(Data section):

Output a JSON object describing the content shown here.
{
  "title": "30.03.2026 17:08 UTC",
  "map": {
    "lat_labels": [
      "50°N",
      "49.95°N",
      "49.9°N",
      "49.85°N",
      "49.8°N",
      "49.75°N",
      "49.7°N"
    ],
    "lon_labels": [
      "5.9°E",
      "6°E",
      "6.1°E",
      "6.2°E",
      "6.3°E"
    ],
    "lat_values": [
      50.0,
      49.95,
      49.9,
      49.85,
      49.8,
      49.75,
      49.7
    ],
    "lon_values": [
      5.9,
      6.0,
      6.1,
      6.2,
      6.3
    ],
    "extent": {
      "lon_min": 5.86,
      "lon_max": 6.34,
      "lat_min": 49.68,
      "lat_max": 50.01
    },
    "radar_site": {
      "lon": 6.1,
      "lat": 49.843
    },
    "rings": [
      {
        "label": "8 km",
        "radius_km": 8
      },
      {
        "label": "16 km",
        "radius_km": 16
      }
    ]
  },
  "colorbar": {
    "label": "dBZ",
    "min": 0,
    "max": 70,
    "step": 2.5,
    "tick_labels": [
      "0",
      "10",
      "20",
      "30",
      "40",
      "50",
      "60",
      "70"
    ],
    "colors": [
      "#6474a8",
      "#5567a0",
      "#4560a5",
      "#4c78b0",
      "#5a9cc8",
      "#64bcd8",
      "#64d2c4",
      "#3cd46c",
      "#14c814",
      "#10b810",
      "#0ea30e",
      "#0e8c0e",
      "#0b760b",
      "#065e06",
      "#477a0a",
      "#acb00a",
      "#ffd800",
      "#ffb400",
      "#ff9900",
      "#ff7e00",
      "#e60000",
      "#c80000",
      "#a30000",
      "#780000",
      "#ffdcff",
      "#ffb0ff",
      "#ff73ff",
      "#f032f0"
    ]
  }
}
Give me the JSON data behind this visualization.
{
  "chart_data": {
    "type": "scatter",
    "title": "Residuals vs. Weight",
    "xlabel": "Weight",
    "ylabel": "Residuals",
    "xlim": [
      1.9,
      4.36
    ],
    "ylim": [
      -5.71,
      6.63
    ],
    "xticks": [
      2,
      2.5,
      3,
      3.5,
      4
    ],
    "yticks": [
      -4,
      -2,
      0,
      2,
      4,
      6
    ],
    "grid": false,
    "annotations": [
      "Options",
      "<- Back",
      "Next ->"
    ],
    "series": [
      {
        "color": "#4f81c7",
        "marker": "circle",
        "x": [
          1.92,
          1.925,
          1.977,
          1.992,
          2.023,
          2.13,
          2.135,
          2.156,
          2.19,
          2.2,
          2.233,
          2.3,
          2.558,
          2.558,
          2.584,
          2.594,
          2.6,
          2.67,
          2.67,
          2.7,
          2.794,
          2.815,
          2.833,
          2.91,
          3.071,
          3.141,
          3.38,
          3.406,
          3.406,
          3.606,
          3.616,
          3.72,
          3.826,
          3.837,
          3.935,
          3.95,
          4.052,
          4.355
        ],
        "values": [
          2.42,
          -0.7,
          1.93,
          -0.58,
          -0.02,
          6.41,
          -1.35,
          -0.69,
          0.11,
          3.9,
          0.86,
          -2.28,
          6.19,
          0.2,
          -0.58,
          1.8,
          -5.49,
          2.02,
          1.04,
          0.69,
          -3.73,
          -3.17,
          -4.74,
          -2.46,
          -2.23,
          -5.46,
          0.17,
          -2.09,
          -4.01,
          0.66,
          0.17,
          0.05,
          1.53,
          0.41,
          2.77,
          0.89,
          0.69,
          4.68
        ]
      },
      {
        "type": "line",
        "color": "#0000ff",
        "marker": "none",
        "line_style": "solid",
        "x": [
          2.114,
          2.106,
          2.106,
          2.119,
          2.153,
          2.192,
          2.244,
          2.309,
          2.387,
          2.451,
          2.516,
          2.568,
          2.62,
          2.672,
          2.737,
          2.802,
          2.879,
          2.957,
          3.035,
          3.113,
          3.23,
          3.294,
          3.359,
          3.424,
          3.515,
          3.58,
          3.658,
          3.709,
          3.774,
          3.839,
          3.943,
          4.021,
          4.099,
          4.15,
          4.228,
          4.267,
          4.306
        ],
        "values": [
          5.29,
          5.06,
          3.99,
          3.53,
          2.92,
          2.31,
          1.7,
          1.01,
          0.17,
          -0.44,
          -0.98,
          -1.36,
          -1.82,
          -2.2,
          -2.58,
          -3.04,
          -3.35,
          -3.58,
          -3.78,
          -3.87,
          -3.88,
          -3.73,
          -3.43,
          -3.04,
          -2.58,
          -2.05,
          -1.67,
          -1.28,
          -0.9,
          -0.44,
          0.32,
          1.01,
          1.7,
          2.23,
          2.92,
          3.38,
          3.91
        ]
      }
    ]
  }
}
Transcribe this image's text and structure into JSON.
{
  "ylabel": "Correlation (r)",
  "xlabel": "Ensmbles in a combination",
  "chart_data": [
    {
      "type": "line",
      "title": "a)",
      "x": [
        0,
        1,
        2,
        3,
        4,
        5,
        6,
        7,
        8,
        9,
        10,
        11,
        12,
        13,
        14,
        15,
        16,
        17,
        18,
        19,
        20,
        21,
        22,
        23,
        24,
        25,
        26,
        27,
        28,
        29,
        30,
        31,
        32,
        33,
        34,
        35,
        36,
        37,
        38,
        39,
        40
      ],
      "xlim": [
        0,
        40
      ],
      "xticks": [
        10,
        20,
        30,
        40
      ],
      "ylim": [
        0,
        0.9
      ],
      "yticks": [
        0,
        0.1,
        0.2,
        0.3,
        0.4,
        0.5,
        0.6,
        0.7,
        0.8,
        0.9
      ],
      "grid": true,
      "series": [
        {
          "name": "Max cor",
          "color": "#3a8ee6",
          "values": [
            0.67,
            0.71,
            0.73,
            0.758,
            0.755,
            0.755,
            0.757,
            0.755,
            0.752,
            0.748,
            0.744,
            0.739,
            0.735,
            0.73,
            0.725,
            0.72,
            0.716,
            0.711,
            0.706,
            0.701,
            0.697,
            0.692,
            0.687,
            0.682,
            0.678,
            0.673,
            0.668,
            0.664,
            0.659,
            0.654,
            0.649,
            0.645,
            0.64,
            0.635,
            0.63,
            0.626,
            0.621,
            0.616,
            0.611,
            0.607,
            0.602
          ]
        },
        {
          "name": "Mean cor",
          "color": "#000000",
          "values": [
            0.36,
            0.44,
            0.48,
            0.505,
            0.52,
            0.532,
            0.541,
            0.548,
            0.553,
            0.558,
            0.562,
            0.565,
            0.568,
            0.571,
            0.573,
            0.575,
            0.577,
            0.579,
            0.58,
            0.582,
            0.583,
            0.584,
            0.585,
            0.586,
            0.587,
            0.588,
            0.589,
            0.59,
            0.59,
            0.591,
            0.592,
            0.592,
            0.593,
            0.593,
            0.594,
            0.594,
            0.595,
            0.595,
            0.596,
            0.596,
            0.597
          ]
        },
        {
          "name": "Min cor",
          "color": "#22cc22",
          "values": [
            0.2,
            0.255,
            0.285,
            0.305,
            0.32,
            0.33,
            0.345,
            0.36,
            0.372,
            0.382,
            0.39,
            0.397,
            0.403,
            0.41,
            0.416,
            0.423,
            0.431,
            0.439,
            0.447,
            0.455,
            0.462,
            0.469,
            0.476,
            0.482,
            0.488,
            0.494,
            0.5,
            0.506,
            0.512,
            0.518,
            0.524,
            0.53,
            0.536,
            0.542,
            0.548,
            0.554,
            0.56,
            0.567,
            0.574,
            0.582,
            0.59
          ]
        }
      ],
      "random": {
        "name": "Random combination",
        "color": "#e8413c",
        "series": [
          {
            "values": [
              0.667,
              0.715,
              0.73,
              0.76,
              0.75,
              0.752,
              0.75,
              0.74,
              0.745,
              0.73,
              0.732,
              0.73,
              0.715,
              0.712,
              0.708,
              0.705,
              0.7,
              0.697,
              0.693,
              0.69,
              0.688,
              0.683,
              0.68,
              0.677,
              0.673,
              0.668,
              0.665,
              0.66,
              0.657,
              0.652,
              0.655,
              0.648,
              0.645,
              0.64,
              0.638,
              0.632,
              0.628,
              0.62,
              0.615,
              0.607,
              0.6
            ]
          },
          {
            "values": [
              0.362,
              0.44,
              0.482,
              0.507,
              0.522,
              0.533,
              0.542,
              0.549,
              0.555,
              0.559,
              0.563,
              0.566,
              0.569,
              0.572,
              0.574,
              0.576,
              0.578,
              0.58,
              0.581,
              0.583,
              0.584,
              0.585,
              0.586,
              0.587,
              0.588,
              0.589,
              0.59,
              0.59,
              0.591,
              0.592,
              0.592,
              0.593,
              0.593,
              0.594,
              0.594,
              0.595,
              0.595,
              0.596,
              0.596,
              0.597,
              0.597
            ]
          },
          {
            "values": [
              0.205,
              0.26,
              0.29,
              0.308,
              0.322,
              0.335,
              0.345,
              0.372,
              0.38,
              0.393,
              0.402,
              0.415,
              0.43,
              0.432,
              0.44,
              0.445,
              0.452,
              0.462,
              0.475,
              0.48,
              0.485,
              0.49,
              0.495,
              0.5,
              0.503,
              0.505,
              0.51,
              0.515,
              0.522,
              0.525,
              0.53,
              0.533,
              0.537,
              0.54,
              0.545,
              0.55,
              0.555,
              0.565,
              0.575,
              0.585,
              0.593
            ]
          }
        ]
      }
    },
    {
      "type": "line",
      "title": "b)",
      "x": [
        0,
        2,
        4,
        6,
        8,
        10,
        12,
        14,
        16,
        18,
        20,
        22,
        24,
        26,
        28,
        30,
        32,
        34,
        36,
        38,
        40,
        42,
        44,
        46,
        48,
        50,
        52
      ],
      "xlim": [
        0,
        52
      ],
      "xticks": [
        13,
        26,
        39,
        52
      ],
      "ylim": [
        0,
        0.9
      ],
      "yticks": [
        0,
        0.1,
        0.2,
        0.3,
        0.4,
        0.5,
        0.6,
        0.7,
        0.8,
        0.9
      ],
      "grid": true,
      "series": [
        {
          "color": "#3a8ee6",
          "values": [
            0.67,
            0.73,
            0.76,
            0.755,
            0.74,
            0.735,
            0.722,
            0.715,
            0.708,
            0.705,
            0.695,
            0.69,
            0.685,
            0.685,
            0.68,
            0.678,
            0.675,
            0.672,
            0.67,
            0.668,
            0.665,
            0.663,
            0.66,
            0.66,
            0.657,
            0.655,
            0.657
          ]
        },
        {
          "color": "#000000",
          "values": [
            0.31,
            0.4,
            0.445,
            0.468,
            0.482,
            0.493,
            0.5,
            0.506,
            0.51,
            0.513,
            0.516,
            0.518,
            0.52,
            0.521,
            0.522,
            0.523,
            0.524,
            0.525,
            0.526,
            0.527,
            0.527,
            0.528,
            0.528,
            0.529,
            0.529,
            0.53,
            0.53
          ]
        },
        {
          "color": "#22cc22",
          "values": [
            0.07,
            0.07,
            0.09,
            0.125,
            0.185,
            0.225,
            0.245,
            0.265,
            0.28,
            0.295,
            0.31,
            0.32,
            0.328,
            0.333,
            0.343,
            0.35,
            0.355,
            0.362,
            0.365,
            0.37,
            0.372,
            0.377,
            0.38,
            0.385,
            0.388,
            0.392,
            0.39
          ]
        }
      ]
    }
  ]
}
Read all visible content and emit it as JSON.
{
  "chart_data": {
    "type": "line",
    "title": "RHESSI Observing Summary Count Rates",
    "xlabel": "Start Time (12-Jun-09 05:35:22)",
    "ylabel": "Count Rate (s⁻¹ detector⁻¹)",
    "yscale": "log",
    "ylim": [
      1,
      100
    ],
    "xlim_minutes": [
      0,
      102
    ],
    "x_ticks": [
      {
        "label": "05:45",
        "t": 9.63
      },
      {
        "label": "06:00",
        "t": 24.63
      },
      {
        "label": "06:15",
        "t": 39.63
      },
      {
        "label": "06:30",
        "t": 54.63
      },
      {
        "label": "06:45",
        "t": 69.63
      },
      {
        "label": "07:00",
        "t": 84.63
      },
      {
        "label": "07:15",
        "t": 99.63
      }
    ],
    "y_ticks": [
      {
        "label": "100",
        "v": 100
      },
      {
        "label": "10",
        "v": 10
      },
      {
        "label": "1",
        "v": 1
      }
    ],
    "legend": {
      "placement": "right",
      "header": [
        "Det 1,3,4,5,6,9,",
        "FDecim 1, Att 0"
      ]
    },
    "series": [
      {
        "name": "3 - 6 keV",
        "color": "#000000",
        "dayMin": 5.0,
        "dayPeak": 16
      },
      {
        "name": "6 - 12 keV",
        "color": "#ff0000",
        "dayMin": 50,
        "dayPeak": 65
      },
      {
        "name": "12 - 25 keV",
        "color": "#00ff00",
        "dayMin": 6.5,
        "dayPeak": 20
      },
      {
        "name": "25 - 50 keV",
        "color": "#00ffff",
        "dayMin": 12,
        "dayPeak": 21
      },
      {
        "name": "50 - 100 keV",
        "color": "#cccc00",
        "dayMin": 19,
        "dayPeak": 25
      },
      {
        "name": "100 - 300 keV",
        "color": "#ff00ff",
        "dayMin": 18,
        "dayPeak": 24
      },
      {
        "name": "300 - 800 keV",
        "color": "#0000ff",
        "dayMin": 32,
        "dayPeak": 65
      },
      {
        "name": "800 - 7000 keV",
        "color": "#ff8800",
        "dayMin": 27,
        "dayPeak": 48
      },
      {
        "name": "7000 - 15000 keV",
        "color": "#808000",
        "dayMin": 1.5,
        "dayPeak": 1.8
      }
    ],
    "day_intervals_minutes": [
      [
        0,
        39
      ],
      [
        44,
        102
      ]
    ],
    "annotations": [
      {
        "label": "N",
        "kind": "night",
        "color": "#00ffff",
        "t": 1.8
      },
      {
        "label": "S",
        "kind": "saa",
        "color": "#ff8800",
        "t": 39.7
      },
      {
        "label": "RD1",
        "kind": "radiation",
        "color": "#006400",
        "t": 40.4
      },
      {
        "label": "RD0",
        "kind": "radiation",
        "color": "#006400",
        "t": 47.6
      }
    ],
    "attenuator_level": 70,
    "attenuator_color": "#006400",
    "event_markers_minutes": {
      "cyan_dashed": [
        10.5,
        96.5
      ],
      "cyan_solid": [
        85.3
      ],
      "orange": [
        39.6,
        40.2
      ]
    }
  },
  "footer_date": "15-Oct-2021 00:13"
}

(Direction):
Copy out each line of the records where the string "Count" appears.

(Response to this exercise):
    "title": "RHESSI Observing Summary Count Rates",
    "ylabel": "Count Rate (s⁻¹ detector⁻¹)",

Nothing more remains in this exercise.